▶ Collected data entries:
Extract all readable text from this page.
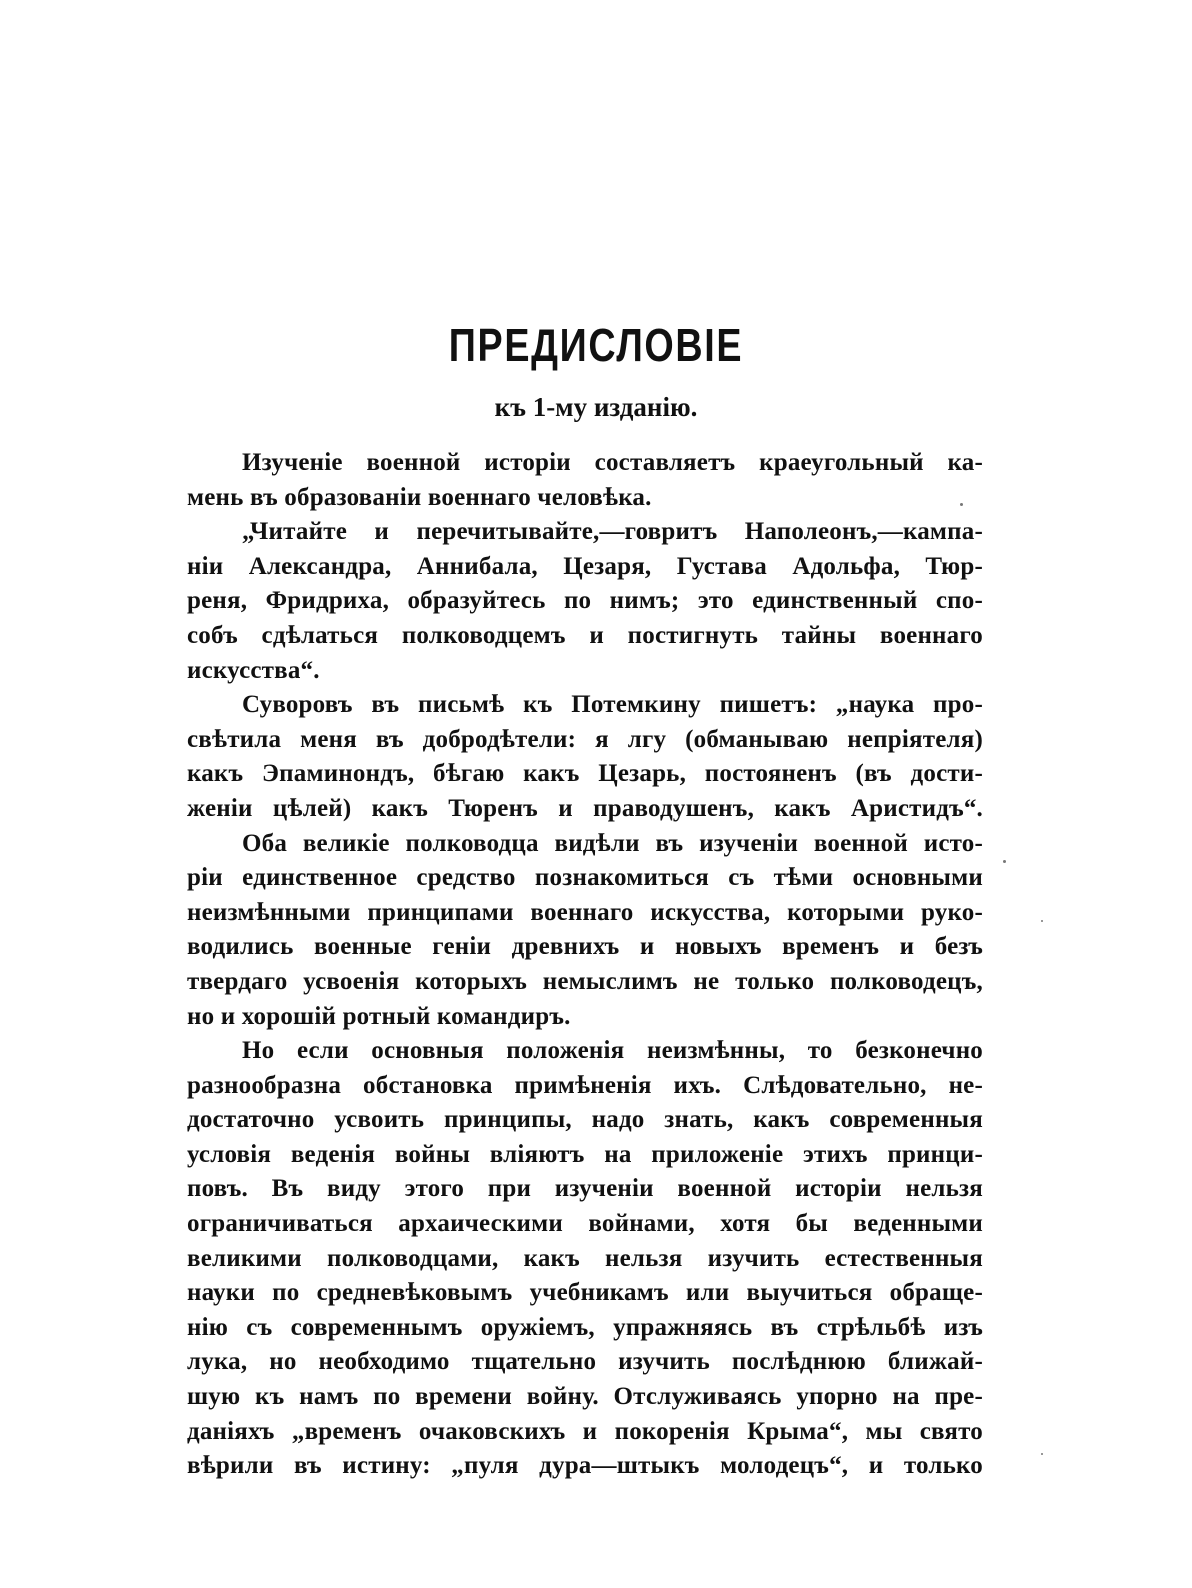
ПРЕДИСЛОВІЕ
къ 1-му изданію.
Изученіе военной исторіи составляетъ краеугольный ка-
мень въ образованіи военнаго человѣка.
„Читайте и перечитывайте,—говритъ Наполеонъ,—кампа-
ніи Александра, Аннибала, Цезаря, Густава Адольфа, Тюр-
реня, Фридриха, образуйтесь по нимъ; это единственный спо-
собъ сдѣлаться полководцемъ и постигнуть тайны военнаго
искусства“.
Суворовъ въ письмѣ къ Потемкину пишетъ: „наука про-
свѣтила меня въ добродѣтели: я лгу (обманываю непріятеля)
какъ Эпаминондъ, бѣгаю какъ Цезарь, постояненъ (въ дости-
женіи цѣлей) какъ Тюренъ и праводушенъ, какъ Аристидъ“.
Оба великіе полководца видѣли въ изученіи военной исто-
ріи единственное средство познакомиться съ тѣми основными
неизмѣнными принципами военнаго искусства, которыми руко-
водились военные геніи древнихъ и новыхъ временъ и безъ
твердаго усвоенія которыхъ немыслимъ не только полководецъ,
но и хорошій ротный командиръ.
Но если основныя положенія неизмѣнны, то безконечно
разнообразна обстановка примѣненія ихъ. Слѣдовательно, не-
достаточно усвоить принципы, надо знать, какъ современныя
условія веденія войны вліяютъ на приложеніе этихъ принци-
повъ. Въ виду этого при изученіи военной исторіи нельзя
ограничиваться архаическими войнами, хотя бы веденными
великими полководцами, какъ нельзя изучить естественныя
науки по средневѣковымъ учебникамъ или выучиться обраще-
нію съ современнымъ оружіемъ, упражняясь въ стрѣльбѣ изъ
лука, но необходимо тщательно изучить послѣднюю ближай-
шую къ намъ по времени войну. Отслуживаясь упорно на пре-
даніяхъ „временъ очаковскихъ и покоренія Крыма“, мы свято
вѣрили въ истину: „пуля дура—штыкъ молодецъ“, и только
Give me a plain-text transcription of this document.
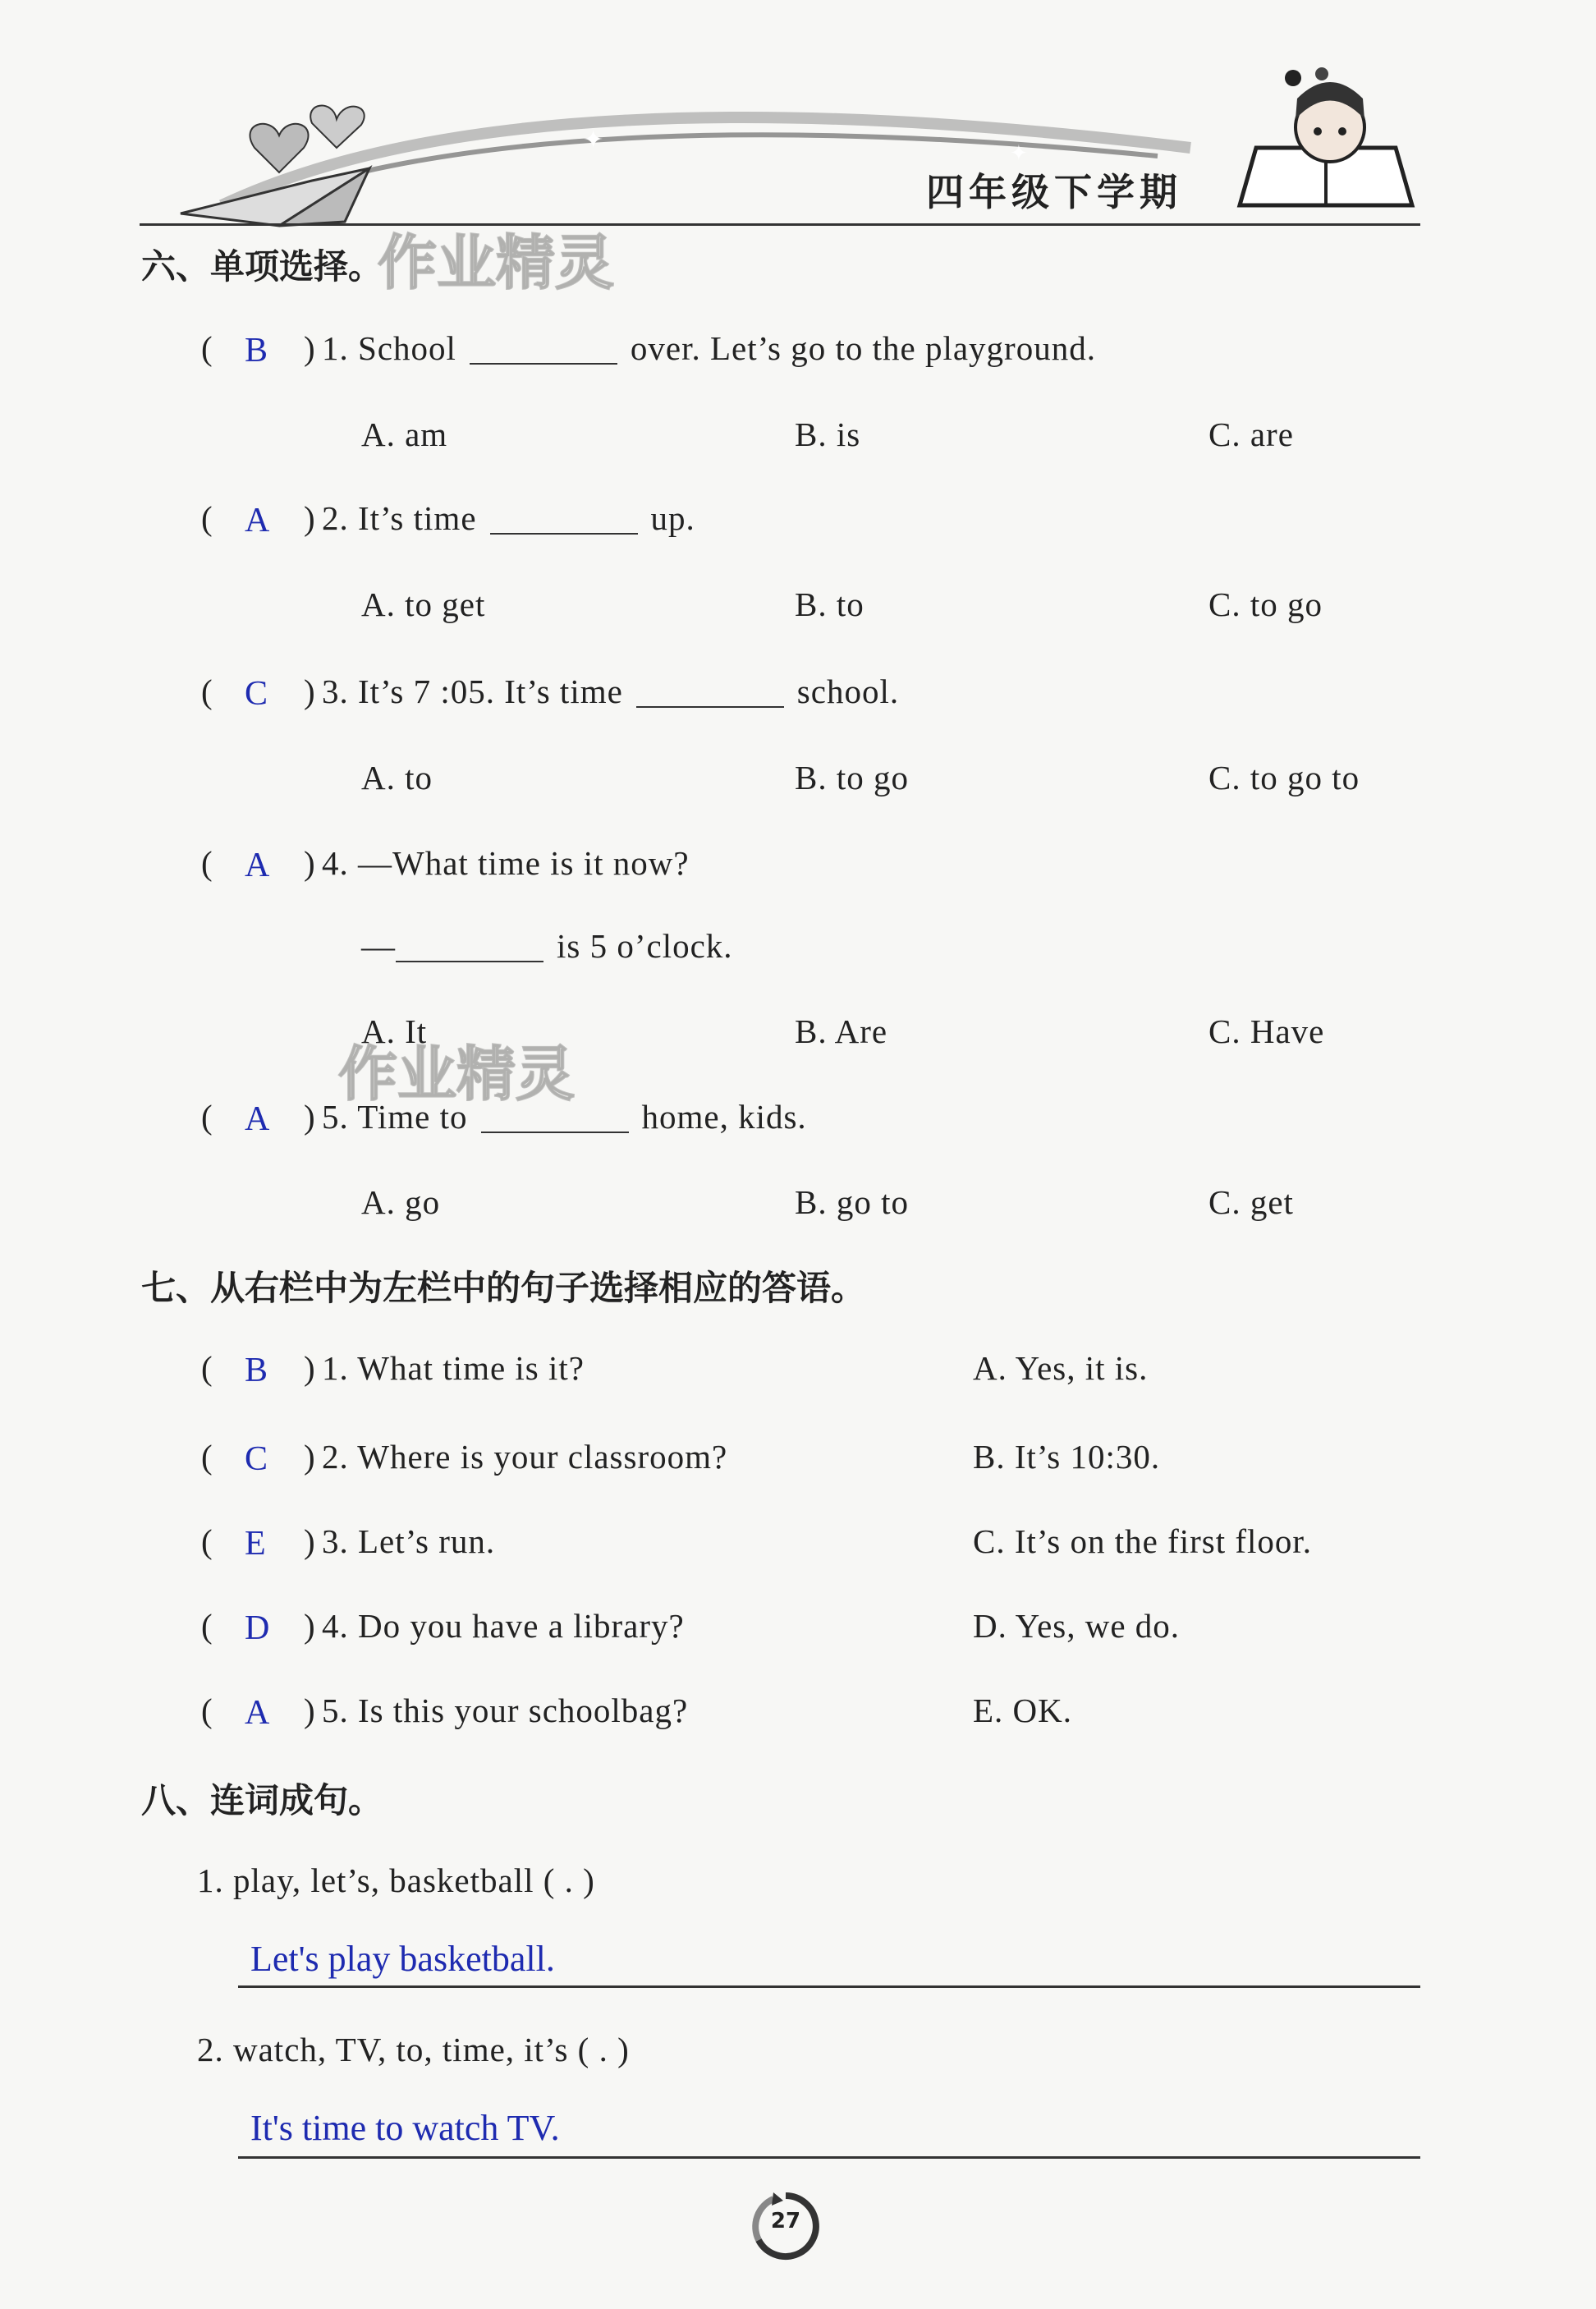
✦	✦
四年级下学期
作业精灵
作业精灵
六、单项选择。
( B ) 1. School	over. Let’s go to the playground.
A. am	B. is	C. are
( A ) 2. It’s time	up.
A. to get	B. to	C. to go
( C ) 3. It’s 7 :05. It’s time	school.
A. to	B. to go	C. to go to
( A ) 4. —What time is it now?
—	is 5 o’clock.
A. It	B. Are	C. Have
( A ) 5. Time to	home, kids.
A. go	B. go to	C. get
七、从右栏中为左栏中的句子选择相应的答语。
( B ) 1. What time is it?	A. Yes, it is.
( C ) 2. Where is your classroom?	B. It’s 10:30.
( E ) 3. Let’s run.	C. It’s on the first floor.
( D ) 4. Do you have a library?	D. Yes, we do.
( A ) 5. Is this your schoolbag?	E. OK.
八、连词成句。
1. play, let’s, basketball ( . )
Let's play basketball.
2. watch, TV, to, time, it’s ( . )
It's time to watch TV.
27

▶ AIM OF THE EXERCISE:
Without the pictures, print the records in full, exactly as they appear.

▶ THE REPLY:
Extract all readable text from this page.
ПРЕДИСЛОВІЕ
къ 1-му изданію.
Изученіе военной исторіи составляетъ краеугольный ка-
мень въ образованіи военнаго человѣка.
„Читайте и перечитывайте,—говритъ Наполеонъ,—кампа-
ніи Александра, Аннибала, Цезаря, Густава Адольфа, Тюр-
реня, Фридриха, образуйтесь по нимъ; это единственный спо-
собъ сдѣлаться полководцемъ и постигнуть тайны военнаго
искусства“.
Суворовъ въ письмѣ къ Потемкину пишетъ: „наука про-
свѣтила меня въ добродѣтели: я лгу (обманываю непріятеля)
какъ Эпаминондъ, бѣгаю какъ Цезарь, постояненъ (въ дости-
женіи цѣлей) какъ Тюренъ и праводушенъ, какъ Аристидъ“.
Оба великіе полководца видѣли въ изученіи военной исто-
ріи единственное средство познакомиться съ тѣми основными
неизмѣнными принципами военнаго искусства, которыми руко-
водились военные геніи древнихъ и новыхъ временъ и безъ
твердаго усвоенія которыхъ немыслимъ не только полководецъ,
но и хорошій ротный командиръ.
Но если основныя положенія неизмѣнны, то безконечно
разнообразна обстановка примѣненія ихъ. Слѣдовательно, не-
достаточно усвоить принципы, надо знать, какъ современныя
условія веденія войны вліяютъ на приложеніе этихъ принци-
повъ. Въ виду этого при изученіи военной исторіи нельзя
ограничиваться архаическими войнами, хотя бы веденными
великими полководцами, какъ нельзя изучить естественныя
науки по средневѣковымъ учебникамъ или выучиться обраще-
нію съ современнымъ оружіемъ, упражняясь въ стрѣльбѣ изъ
лука, но необходимо тщательно изучить послѣднюю ближай-
шую къ намъ по времени войну. Отслуживаясь упорно на пре-
даніяхъ „временъ очаковскихъ и покоренія Крыма“, мы свято
вѣрили въ истину: „пуля дура—штыкъ молодецъ“, и только
Give me a plain-text transcription of this document.
✦	✦
四年级下学期
作业精灵
作业精灵
六、单项选择。
( B ) 1. School	over. Let’s go to the playground.
A. am	B. is	C. are
( A ) 2. It’s time	up.
A. to get	B. to	C. to go
( C ) 3. It’s 7 :05. It’s time	school.
A. to	B. to go	C. to go to
( A ) 4. —What time is it now?
—	is 5 o’clock.
A. It	B. Are	C. Have
( A ) 5. Time to	home, kids.
A. go	B. go to	C. get
七、从右栏中为左栏中的句子选择相应的答语。
( B ) 1. What time is it?	A. Yes, it is.
( C ) 2. Where is your classroom?	B. It’s 10:30.
( E ) 3. Let’s run.	C. It’s on the first floor.
( D ) 4. Do you have a library?	D. Yes, we do.
( A ) 5. Is this your schoolbag?	E. OK.
八、连词成句。
1. play, let’s, basketball ( . )
Let's play basketball.
2. watch, TV, to, time, it’s ( . )
It's time to watch TV.
27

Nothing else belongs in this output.